**Task directions**
Exactly as they appear, output all of the entries.

Dataset entries:
---+---

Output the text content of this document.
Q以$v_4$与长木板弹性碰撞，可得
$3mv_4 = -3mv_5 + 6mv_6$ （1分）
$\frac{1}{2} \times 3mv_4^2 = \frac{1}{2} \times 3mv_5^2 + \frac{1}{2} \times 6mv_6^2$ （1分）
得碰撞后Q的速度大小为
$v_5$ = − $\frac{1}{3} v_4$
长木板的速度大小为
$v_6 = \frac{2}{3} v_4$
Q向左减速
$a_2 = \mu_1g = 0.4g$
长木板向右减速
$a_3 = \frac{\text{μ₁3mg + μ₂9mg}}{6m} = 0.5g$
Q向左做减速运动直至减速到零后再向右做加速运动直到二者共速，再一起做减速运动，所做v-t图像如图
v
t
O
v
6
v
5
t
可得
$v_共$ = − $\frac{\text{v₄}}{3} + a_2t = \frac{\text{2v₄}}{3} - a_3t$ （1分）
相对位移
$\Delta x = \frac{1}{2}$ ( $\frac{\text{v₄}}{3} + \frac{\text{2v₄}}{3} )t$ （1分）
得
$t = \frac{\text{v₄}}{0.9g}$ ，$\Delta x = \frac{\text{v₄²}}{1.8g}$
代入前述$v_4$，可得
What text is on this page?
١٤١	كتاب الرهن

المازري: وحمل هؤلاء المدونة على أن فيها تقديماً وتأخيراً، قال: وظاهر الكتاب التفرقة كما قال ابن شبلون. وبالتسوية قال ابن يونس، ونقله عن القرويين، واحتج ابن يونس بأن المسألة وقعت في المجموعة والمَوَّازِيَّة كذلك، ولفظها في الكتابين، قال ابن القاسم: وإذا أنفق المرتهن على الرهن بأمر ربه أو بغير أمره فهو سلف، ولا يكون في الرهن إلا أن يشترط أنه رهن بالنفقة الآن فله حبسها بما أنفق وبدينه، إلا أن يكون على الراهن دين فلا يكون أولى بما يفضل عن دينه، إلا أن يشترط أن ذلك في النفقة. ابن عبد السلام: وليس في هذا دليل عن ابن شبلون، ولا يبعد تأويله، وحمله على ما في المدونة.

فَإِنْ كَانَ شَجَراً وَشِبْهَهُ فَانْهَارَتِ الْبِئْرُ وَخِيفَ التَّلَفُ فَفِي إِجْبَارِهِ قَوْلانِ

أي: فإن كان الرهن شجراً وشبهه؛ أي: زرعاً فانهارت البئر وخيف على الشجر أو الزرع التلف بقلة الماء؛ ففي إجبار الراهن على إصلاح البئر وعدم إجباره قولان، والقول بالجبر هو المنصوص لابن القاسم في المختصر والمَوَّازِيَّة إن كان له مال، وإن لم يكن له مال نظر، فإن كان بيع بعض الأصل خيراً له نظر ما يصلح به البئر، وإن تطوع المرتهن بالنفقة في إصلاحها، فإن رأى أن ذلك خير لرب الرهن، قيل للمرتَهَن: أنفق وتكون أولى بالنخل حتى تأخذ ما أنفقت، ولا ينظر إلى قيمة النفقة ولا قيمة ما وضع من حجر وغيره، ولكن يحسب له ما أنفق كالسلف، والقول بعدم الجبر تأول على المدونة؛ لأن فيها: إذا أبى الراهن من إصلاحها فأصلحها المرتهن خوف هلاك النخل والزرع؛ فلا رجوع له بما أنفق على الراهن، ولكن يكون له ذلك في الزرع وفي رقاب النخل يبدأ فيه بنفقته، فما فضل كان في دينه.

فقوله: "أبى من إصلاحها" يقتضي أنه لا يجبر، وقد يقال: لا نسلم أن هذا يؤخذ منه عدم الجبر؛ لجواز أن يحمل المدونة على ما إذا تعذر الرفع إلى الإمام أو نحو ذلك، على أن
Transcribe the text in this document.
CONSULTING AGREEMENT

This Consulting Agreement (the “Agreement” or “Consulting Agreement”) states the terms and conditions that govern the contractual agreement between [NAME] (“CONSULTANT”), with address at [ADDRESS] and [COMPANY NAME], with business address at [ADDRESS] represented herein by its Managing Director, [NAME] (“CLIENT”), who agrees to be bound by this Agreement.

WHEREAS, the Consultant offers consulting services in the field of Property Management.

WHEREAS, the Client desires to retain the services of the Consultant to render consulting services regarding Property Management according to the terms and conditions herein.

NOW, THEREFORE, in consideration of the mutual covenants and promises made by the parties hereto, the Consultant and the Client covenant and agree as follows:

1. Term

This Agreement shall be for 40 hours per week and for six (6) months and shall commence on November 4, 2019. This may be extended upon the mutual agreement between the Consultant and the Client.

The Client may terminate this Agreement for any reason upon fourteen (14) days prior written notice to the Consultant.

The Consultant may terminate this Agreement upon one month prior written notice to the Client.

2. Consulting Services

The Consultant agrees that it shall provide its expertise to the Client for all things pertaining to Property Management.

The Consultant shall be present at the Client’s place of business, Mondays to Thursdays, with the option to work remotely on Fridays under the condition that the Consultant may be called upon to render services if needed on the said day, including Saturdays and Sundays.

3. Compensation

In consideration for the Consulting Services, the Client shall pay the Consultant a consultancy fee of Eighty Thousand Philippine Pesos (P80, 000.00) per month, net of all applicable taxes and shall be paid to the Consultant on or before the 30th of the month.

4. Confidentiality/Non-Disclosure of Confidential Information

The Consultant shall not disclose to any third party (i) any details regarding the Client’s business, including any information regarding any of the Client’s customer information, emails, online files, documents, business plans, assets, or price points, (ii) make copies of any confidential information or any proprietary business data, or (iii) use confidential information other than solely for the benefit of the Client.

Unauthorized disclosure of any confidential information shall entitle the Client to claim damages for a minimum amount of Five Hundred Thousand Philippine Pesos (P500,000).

---+---

**Response to the task**
Output the text content of this document.
Q以$v_4$与长木板弹性碰撞，可得
$3mv_4 = -3mv_5 + 6mv_6$ （1分）
$\frac{1}{2} \times 3mv_4^2 = \frac{1}{2} \times 3mv_5^2 + \frac{1}{2} \times 6mv_6^2$ （1分）
得碰撞后Q的速度大小为
$v_5$ = − $\frac{1}{3} v_4$
长木板的速度大小为
$v_6 = \frac{2}{3} v_4$
Q向左减速
$a_2 = \mu_1g = 0.4g$
长木板向右减速
$a_3 = \frac{\text{μ₁3mg + μ₂9mg}}{6m} = 0.5g$
Q向左做减速运动直至减速到零后再向右做加速运动直到二者共速，再一起做减速运动，所做v-t图像如图
v
t
O
v
6
v
5
t
可得
$v_共$ = − $\frac{\text{v₄}}{3} + a_2t = \frac{\text{2v₄}}{3} - a_3t$ （1分）
相对位移
$\Delta x = \frac{1}{2}$ ( $\frac{\text{v₄}}{3} + \frac{\text{2v₄}}{3} )t$ （1分）
得
$t = \frac{\text{v₄}}{0.9g}$ ，$\Delta x = \frac{\text{v₄²}}{1.8g}$
代入前述$v_4$，可得
What text is on this page?
١٤١	كتاب الرهن

المازري: وحمل هؤلاء المدونة على أن فيها تقديماً وتأخيراً، قال: وظاهر الكتاب التفرقة كما قال ابن شبلون. وبالتسوية قال ابن يونس، ونقله عن القرويين، واحتج ابن يونس بأن المسألة وقعت في المجموعة والمَوَّازِيَّة كذلك، ولفظها في الكتابين، قال ابن القاسم: وإذا أنفق المرتهن على الرهن بأمر ربه أو بغير أمره فهو سلف، ولا يكون في الرهن إلا أن يشترط أنه رهن بالنفقة الآن فله حبسها بما أنفق وبدينه، إلا أن يكون على الراهن دين فلا يكون أولى بما يفضل عن دينه، إلا أن يشترط أن ذلك في النفقة. ابن عبد السلام: وليس في هذا دليل عن ابن شبلون، ولا يبعد تأويله، وحمله على ما في المدونة.

فَإِنْ كَانَ شَجَراً وَشِبْهَهُ فَانْهَارَتِ الْبِئْرُ وَخِيفَ التَّلَفُ فَفِي إِجْبَارِهِ قَوْلانِ

أي: فإن كان الرهن شجراً وشبهه؛ أي: زرعاً فانهارت البئر وخيف على الشجر أو الزرع التلف بقلة الماء؛ ففي إجبار الراهن على إصلاح البئر وعدم إجباره قولان، والقول بالجبر هو المنصوص لابن القاسم في المختصر والمَوَّازِيَّة إن كان له مال، وإن لم يكن له مال نظر، فإن كان بيع بعض الأصل خيراً له نظر ما يصلح به البئر، وإن تطوع المرتهن بالنفقة في إصلاحها، فإن رأى أن ذلك خير لرب الرهن، قيل للمرتَهَن: أنفق وتكون أولى بالنخل حتى تأخذ ما أنفقت، ولا ينظر إلى قيمة النفقة ولا قيمة ما وضع من حجر وغيره، ولكن يحسب له ما أنفق كالسلف، والقول بعدم الجبر تأول على المدونة؛ لأن فيها: إذا أبى الراهن من إصلاحها فأصلحها المرتهن خوف هلاك النخل والزرع؛ فلا رجوع له بما أنفق على الراهن، ولكن يكون له ذلك في الزرع وفي رقاب النخل يبدأ فيه بنفقته، فما فضل كان في دينه.

فقوله: "أبى من إصلاحها" يقتضي أنه لا يجبر، وقد يقال: لا نسلم أن هذا يؤخذ منه عدم الجبر؛ لجواز أن يحمل المدونة على ما إذا تعذر الرفع إلى الإمام أو نحو ذلك، على أن
Transcribe the text in this document.
CONSULTING AGREEMENT

This Consulting Agreement (the “Agreement” or “Consulting Agreement”) states the terms and conditions that govern the contractual agreement between [NAME] (“CONSULTANT”), with address at [ADDRESS] and [COMPANY NAME], with business address at [ADDRESS] represented herein by its Managing Director, [NAME] (“CLIENT”), who agrees to be bound by this Agreement.

WHEREAS, the Consultant offers consulting services in the field of Property Management.

WHEREAS, the Client desires to retain the services of the Consultant to render consulting services regarding Property Management according to the terms and conditions herein.

NOW, THEREFORE, in consideration of the mutual covenants and promises made by the parties hereto, the Consultant and the Client covenant and agree as follows:

1. Term

This Agreement shall be for 40 hours per week and for six (6) months and shall commence on November 4, 2019. This may be extended upon the mutual agreement between the Consultant and the Client.

The Client may terminate this Agreement for any reason upon fourteen (14) days prior written notice to the Consultant.

The Consultant may terminate this Agreement upon one month prior written notice to the Client.

2. Consulting Services

The Consultant agrees that it shall provide its expertise to the Client for all things pertaining to Property Management.

The Consultant shall be present at the Client’s place of business, Mondays to Thursdays, with the option to work remotely on Fridays under the condition that the Consultant may be called upon to render services if needed on the said day, including Saturdays and Sundays.

3. Compensation

In consideration for the Consulting Services, the Client shall pay the Consultant a consultancy fee of Eighty Thousand Philippine Pesos (P80, 000.00) per month, net of all applicable taxes and shall be paid to the Consultant on or before the 30th of the month.

4. Confidentiality/Non-Disclosure of Confidential Information

The Consultant shall not disclose to any third party (i) any details regarding the Client’s business, including any information regarding any of the Client’s customer information, emails, online files, documents, business plans, assets, or price points, (ii) make copies of any confidential information or any proprietary business data, or (iii) use confidential information other than solely for the benefit of the Client.

Unauthorized disclosure of any confidential information shall entitle the Client to claim damages for a minimum amount of Five Hundred Thousand Philippine Pesos (P500,000).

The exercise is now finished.